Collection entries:
+--
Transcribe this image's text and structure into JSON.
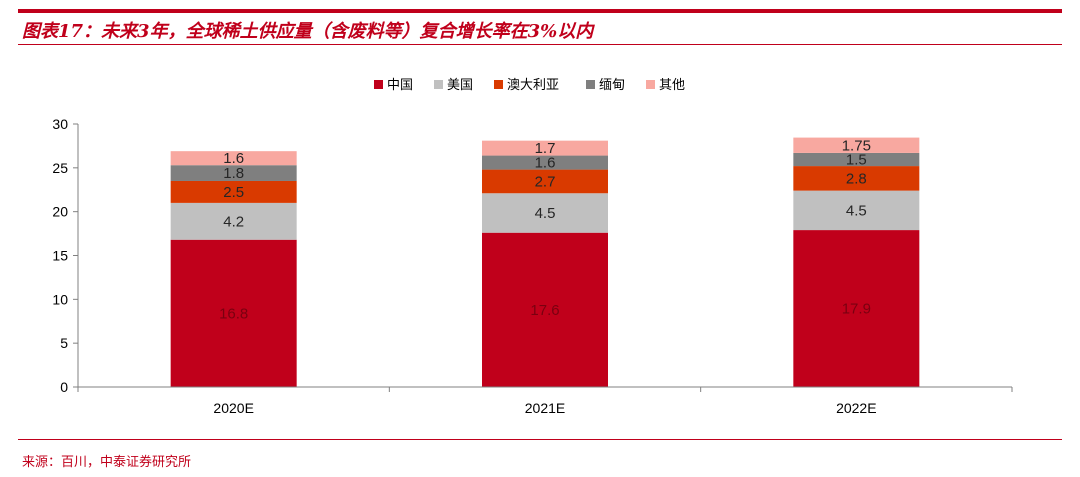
{
  "header": {
    "title": "图表17：未来3年，全球稀土供应量（含废料等）复合增长率在3%以内"
  },
  "footer": {
    "source": "来源：百川，中泰证券研究所"
  },
  "colors": {
    "accent": "#c0001b",
    "series": [
      "#c0001b",
      "#c0c0c0",
      "#d93a00",
      "#7f7f7f",
      "#f8a8a0"
    ]
  },
  "chart_data": {
    "type": "bar",
    "stacked": true,
    "categories": [
      "2020E",
      "2021E",
      "2022E"
    ],
    "series": [
      {
        "name": "中国",
        "values": [
          16.8,
          17.6,
          17.9
        ],
        "labels": [
          "16.8",
          "17.6",
          "17.9"
        ]
      },
      {
        "name": "美国",
        "values": [
          4.2,
          4.5,
          4.5
        ],
        "labels": [
          "4.2",
          "4.5",
          "4.5"
        ]
      },
      {
        "name": "澳大利亚",
        "values": [
          2.5,
          2.7,
          2.8
        ],
        "labels": [
          "2.5",
          "2.7",
          "2.8"
        ]
      },
      {
        "name": "缅甸",
        "values": [
          1.8,
          1.6,
          1.5
        ],
        "labels": [
          "1.8",
          "1.6",
          "1.5"
        ]
      },
      {
        "name": "其他",
        "values": [
          1.6,
          1.7,
          1.75
        ],
        "labels": [
          "1.6",
          "1.7",
          "1.75"
        ]
      }
    ],
    "yticks": [
      "0",
      "5",
      "10",
      "15",
      "20",
      "25",
      "30"
    ],
    "ylim": [
      0,
      30
    ],
    "xlabel": "",
    "ylabel": "",
    "grid": false,
    "legend": "top-center"
  }
}
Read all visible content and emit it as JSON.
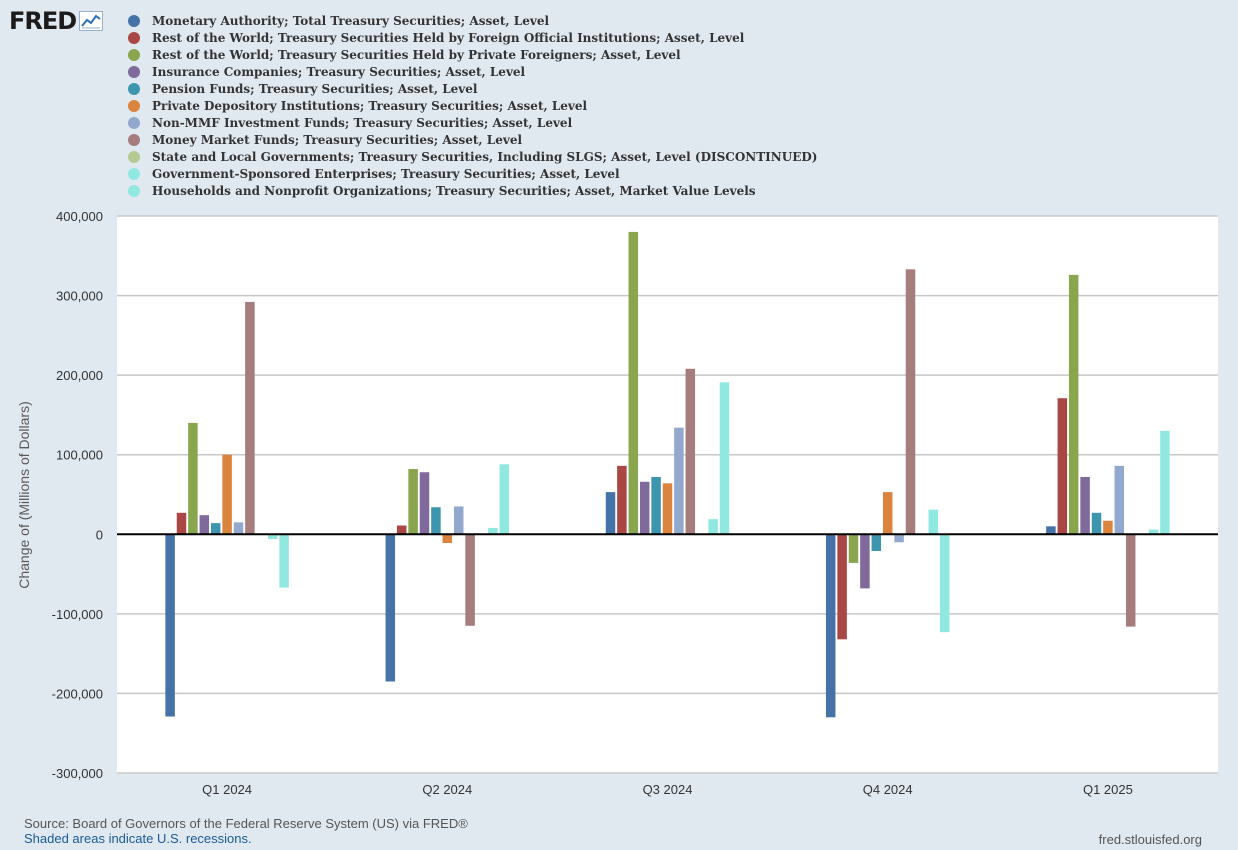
{
  "logo": {
    "text": "FRED",
    "icon": "line-chart-icon"
  },
  "chart_data": {
    "type": "bar",
    "title": "",
    "xlabel": "",
    "ylabel": "Change of (Millions of Dollars)",
    "ylim": [
      -300000,
      400000
    ],
    "yticks": [
      -300000,
      -200000,
      -100000,
      0,
      100000,
      200000,
      300000,
      400000
    ],
    "ytick_labels": [
      "-300,000",
      "-200,000",
      "-100,000",
      "0",
      "100,000",
      "200,000",
      "300,000",
      "400,000"
    ],
    "grid": true,
    "legend_position": "top-left",
    "categories": [
      "Q1 2024",
      "Q2 2024",
      "Q3 2024",
      "Q4 2024",
      "Q1 2025"
    ],
    "series": [
      {
        "name": "Monetary Authority; Total Treasury Securities; Asset, Level",
        "color": "#4572a7",
        "values": [
          -229000,
          -185000,
          53000,
          -230000,
          10000
        ]
      },
      {
        "name": "Rest of the World; Treasury Securities Held by Foreign Official Institutions; Asset, Level",
        "color": "#aa4643",
        "values": [
          27000,
          11000,
          86000,
          -132000,
          171000
        ]
      },
      {
        "name": "Rest of the World; Treasury Securities Held by Private Foreigners; Asset, Level",
        "color": "#89a54e",
        "values": [
          140000,
          82000,
          380000,
          -36000,
          326000
        ]
      },
      {
        "name": "Insurance Companies; Treasury Securities; Asset, Level",
        "color": "#80699b",
        "values": [
          24000,
          78000,
          66000,
          -68000,
          72000
        ]
      },
      {
        "name": "Pension Funds; Treasury Securities; Asset, Level",
        "color": "#3d96ae",
        "values": [
          14000,
          34000,
          72000,
          -21000,
          27000
        ]
      },
      {
        "name": "Private Depository Institutions; Treasury Securities; Asset, Level",
        "color": "#db843d",
        "values": [
          100000,
          -11000,
          64000,
          53000,
          17000
        ]
      },
      {
        "name": "Non-MMF Investment Funds; Treasury Securities; Asset, Level",
        "color": "#92a8cd",
        "values": [
          15000,
          35000,
          134000,
          -10000,
          86000
        ]
      },
      {
        "name": "Money Market Funds; Treasury Securities; Asset, Level",
        "color": "#a47d7c",
        "values": [
          292000,
          -115000,
          208000,
          333000,
          -116000
        ]
      },
      {
        "name": "State and Local Governments; Treasury Securities, Including SLGS; Asset, Level (DISCONTINUED)",
        "color": "#b5ca92",
        "values": [
          null,
          null,
          null,
          null,
          null
        ]
      },
      {
        "name": "Government-Sponsored Enterprises; Treasury Securities; Asset, Level",
        "color": "#91e8e1",
        "values": [
          -6000,
          8000,
          19000,
          31000,
          6000
        ]
      },
      {
        "name": "Households and Nonprofit Organizations; Treasury Securities; Asset, Market Value Levels",
        "color": "#91e8e1",
        "values": [
          -67000,
          88000,
          191000,
          -123000,
          130000
        ]
      }
    ]
  },
  "footer": {
    "source": "Source: Board of Governors of the Federal Reserve System (US) via FRED®",
    "recessions": "Shaded areas indicate U.S. recessions.",
    "site": "fred.stlouisfed.org"
  }
}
+--
Keep the pictures out of the copy and return the rest of the data above exactly.

Transcribe this image's text and structure into JSON.
{
  "header": {
    "title": "图表17：未来3年，全球稀土供应量（含废料等）复合增长率在3%以内"
  },
  "footer": {
    "source": "来源：百川，中泰证券研究所"
  },
  "colors": {
    "accent": "#c0001b",
    "series": [
      "#c0001b",
      "#c0c0c0",
      "#d93a00",
      "#7f7f7f",
      "#f8a8a0"
    ]
  },
  "chart_data": {
    "type": "bar",
    "stacked": true,
    "categories": [
      "2020E",
      "2021E",
      "2022E"
    ],
    "series": [
      {
        "name": "中国",
        "values": [
          16.8,
          17.6,
          17.9
        ],
        "labels": [
          "16.8",
          "17.6",
          "17.9"
        ]
      },
      {
        "name": "美国",
        "values": [
          4.2,
          4.5,
          4.5
        ],
        "labels": [
          "4.2",
          "4.5",
          "4.5"
        ]
      },
      {
        "name": "澳大利亚",
        "values": [
          2.5,
          2.7,
          2.8
        ],
        "labels": [
          "2.5",
          "2.7",
          "2.8"
        ]
      },
      {
        "name": "缅甸",
        "values": [
          1.8,
          1.6,
          1.5
        ],
        "labels": [
          "1.8",
          "1.6",
          "1.5"
        ]
      },
      {
        "name": "其他",
        "values": [
          1.6,
          1.7,
          1.75
        ],
        "labels": [
          "1.6",
          "1.7",
          "1.75"
        ]
      }
    ],
    "yticks": [
      "0",
      "5",
      "10",
      "15",
      "20",
      "25",
      "30"
    ],
    "ylim": [
      0,
      30
    ],
    "xlabel": "",
    "ylabel": "",
    "grid": false,
    "legend": "top-center"
  }
}
Read all visible content and emit it as JSON.
{
  "logo": {
    "text": "FRED",
    "icon": "line-chart-icon"
  },
  "chart_data": {
    "type": "bar",
    "title": "",
    "xlabel": "",
    "ylabel": "Change of (Millions of Dollars)",
    "ylim": [
      -300000,
      400000
    ],
    "yticks": [
      -300000,
      -200000,
      -100000,
      0,
      100000,
      200000,
      300000,
      400000
    ],
    "ytick_labels": [
      "-300,000",
      "-200,000",
      "-100,000",
      "0",
      "100,000",
      "200,000",
      "300,000",
      "400,000"
    ],
    "grid": true,
    "legend_position": "top-left",
    "categories": [
      "Q1 2024",
      "Q2 2024",
      "Q3 2024",
      "Q4 2024",
      "Q1 2025"
    ],
    "series": [
      {
        "name": "Monetary Authority; Total Treasury Securities; Asset, Level",
        "color": "#4572a7",
        "values": [
          -229000,
          -185000,
          53000,
          -230000,
          10000
        ]
      },
      {
        "name": "Rest of the World; Treasury Securities Held by Foreign Official Institutions; Asset, Level",
        "color": "#aa4643",
        "values": [
          27000,
          11000,
          86000,
          -132000,
          171000
        ]
      },
      {
        "name": "Rest of the World; Treasury Securities Held by Private Foreigners; Asset, Level",
        "color": "#89a54e",
        "values": [
          140000,
          82000,
          380000,
          -36000,
          326000
        ]
      },
      {
        "name": "Insurance Companies; Treasury Securities; Asset, Level",
        "color": "#80699b",
        "values": [
          24000,
          78000,
          66000,
          -68000,
          72000
        ]
      },
      {
        "name": "Pension Funds; Treasury Securities; Asset, Level",
        "color": "#3d96ae",
        "values": [
          14000,
          34000,
          72000,
          -21000,
          27000
        ]
      },
      {
        "name": "Private Depository Institutions; Treasury Securities; Asset, Level",
        "color": "#db843d",
        "values": [
          100000,
          -11000,
          64000,
          53000,
          17000
        ]
      },
      {
        "name": "Non-MMF Investment Funds; Treasury Securities; Asset, Level",
        "color": "#92a8cd",
        "values": [
          15000,
          35000,
          134000,
          -10000,
          86000
        ]
      },
      {
        "name": "Money Market Funds; Treasury Securities; Asset, Level",
        "color": "#a47d7c",
        "values": [
          292000,
          -115000,
          208000,
          333000,
          -116000
        ]
      },
      {
        "name": "State and Local Governments; Treasury Securities, Including SLGS; Asset, Level (DISCONTINUED)",
        "color": "#b5ca92",
        "values": [
          null,
          null,
          null,
          null,
          null
        ]
      },
      {
        "name": "Government-Sponsored Enterprises; Treasury Securities; Asset, Level",
        "color": "#91e8e1",
        "values": [
          -6000,
          8000,
          19000,
          31000,
          6000
        ]
      },
      {
        "name": "Households and Nonprofit Organizations; Treasury Securities; Asset, Market Value Levels",
        "color": "#91e8e1",
        "values": [
          -67000,
          88000,
          191000,
          -123000,
          130000
        ]
      }
    ]
  },
  "footer": {
    "source": "Source: Board of Governors of the Federal Reserve System (US) via FRED®",
    "recessions": "Shaded areas indicate U.S. recessions.",
    "site": "fred.stlouisfed.org"
  }
}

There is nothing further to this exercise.